━━━ Records to use ━━━
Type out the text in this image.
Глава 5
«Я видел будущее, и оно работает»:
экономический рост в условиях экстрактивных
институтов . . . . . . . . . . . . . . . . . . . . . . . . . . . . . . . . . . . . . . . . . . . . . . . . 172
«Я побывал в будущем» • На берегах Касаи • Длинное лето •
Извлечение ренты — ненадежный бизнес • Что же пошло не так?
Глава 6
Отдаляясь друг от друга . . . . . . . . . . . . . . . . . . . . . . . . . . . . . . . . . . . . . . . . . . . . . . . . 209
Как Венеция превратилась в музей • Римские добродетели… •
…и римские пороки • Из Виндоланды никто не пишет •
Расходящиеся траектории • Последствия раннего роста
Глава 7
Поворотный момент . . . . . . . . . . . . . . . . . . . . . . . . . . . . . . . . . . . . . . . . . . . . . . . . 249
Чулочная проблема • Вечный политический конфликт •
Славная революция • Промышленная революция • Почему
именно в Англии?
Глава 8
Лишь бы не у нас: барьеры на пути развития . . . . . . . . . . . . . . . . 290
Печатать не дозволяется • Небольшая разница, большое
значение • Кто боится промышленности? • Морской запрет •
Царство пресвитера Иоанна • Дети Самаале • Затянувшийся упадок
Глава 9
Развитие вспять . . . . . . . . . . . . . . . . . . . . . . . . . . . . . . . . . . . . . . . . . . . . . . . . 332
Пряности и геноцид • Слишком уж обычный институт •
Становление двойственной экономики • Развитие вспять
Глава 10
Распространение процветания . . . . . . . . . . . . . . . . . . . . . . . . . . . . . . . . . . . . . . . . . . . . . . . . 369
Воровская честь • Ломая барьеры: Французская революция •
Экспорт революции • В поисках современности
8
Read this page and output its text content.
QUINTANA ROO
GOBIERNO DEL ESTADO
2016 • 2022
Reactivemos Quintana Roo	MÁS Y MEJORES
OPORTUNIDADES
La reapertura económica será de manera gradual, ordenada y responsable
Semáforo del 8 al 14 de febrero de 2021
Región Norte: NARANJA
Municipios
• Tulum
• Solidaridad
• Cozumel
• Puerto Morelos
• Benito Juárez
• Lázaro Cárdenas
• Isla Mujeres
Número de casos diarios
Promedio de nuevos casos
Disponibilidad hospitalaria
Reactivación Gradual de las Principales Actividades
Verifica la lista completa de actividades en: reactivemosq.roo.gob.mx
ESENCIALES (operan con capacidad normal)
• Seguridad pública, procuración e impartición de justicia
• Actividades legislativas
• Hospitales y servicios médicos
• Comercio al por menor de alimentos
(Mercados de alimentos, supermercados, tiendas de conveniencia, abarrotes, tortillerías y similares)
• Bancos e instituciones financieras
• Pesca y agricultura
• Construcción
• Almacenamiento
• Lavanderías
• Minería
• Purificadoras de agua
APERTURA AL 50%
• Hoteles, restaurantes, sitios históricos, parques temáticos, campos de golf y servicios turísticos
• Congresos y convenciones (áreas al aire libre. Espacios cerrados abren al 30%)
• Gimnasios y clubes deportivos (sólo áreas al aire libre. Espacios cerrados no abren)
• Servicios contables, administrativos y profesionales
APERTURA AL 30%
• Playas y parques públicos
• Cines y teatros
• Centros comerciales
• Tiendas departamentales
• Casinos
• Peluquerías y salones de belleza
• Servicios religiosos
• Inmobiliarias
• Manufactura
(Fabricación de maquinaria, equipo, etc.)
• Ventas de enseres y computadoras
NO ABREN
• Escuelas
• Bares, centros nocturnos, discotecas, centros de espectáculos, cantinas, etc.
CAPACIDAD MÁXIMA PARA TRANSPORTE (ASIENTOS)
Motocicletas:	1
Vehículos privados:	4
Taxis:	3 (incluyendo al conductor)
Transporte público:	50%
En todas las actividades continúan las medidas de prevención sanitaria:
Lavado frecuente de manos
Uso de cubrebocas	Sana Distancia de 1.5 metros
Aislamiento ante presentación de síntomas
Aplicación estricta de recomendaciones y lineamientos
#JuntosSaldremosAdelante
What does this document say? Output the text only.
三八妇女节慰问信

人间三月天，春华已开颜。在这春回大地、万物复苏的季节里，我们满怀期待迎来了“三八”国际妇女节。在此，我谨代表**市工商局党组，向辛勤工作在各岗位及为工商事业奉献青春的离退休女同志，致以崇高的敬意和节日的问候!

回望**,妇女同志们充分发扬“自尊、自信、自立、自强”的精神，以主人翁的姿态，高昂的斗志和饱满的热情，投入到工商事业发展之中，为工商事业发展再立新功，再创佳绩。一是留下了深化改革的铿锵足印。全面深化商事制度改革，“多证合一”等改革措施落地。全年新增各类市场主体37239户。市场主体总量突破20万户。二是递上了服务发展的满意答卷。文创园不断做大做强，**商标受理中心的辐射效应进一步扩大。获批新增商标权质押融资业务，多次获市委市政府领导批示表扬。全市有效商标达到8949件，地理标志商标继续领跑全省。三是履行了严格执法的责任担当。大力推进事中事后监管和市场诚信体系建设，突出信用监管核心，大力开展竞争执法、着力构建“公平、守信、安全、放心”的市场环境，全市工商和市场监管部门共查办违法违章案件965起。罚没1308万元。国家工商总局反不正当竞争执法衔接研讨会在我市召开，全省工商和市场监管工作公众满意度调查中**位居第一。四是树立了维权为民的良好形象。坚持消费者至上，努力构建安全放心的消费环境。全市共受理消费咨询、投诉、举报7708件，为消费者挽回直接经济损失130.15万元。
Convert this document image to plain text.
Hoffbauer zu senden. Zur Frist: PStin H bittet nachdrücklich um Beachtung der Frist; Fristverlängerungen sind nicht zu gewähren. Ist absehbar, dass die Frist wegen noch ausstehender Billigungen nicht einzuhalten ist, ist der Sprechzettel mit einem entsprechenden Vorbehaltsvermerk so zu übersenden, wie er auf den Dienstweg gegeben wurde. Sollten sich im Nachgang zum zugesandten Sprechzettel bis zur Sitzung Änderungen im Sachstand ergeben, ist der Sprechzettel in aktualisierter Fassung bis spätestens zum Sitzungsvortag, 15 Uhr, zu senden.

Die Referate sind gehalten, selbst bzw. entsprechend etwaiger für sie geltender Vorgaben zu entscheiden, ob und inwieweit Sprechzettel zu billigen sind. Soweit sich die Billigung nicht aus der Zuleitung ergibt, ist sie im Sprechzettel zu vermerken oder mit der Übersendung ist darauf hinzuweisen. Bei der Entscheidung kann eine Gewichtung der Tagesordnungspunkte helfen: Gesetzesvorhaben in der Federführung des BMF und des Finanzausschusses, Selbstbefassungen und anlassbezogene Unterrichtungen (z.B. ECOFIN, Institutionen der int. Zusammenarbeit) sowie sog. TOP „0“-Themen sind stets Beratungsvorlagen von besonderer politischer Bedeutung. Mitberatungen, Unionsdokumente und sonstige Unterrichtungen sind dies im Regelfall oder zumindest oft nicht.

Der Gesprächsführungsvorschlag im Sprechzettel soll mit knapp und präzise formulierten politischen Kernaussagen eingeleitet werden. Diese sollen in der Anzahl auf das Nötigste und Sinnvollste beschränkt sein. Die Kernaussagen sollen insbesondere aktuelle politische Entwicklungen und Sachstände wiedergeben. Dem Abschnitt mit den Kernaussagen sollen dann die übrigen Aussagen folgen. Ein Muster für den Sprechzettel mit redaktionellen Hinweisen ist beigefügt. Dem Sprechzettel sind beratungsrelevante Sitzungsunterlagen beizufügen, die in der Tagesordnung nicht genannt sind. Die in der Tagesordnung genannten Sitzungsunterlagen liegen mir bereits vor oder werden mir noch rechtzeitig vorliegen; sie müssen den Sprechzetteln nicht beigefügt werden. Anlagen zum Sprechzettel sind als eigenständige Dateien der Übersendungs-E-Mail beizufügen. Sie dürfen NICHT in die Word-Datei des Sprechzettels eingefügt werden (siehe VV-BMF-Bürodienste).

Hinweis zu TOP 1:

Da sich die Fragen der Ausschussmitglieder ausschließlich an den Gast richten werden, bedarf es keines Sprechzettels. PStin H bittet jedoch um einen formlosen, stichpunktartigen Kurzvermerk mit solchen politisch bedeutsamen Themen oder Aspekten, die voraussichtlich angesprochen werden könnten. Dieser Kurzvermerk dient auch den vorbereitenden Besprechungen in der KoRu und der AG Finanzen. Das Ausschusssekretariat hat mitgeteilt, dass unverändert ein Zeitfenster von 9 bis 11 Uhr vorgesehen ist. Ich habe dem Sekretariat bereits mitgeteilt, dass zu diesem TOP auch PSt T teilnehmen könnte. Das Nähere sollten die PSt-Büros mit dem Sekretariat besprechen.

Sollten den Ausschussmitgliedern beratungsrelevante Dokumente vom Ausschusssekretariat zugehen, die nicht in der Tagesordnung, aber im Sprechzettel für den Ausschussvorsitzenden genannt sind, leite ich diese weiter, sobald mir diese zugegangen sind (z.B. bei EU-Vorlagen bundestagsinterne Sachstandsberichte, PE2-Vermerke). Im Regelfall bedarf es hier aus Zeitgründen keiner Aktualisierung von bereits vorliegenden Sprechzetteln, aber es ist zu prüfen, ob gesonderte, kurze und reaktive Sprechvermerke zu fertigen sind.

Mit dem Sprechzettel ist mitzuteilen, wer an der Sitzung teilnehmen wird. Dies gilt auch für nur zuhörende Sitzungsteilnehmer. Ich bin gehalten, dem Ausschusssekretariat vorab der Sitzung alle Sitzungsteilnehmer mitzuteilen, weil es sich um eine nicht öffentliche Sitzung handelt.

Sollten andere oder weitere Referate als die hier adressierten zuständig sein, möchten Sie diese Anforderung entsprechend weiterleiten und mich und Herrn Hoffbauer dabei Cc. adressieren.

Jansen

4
━━━
Among the lines of the material above, how many include the string "Regelfall"? Report only that number.

2